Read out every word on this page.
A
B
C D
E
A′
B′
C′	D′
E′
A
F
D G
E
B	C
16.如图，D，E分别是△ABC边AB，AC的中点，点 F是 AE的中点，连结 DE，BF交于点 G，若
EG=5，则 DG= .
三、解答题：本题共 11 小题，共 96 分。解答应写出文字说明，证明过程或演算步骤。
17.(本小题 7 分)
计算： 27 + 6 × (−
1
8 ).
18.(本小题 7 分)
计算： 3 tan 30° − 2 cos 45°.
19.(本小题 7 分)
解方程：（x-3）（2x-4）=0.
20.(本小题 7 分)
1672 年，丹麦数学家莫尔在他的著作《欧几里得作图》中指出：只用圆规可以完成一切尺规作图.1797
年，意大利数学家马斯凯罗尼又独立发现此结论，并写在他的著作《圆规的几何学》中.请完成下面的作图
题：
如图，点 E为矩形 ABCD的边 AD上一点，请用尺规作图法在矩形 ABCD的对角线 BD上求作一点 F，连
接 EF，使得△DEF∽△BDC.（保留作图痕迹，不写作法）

> _Exercise instructions_
Copy out all of the lines above exactly.

> _Correct output_
Read out every word on this page.
A
B
C D
E
A′
B′
C′	D′
E′
A
F
D G
E
B	C
16.如图，D，E分别是△ABC边AB，AC的中点，点 F是 AE的中点，连结 DE，BF交于点 G，若
EG=5，则 DG= .
三、解答题：本题共 11 小题，共 96 分。解答应写出文字说明，证明过程或演算步骤。
17.(本小题 7 分)
计算： 27 + 6 × (−
1
8 ).
18.(本小题 7 分)
计算： 3 tan 30° − 2 cos 45°.
19.(本小题 7 分)
解方程：（x-3）（2x-4）=0.
20.(本小题 7 分)
1672 年，丹麦数学家莫尔在他的著作《欧几里得作图》中指出：只用圆规可以完成一切尺规作图.1797
年，意大利数学家马斯凯罗尼又独立发现此结论，并写在他的著作《圆规的几何学》中.请完成下面的作图
题：
如图，点 E为矩形 ABCD的边 AD上一点，请用尺规作图法在矩形 ABCD的对角线 BD上求作一点 F，连
接 EF，使得△DEF∽△BDC.（保留作图痕迹，不写作法）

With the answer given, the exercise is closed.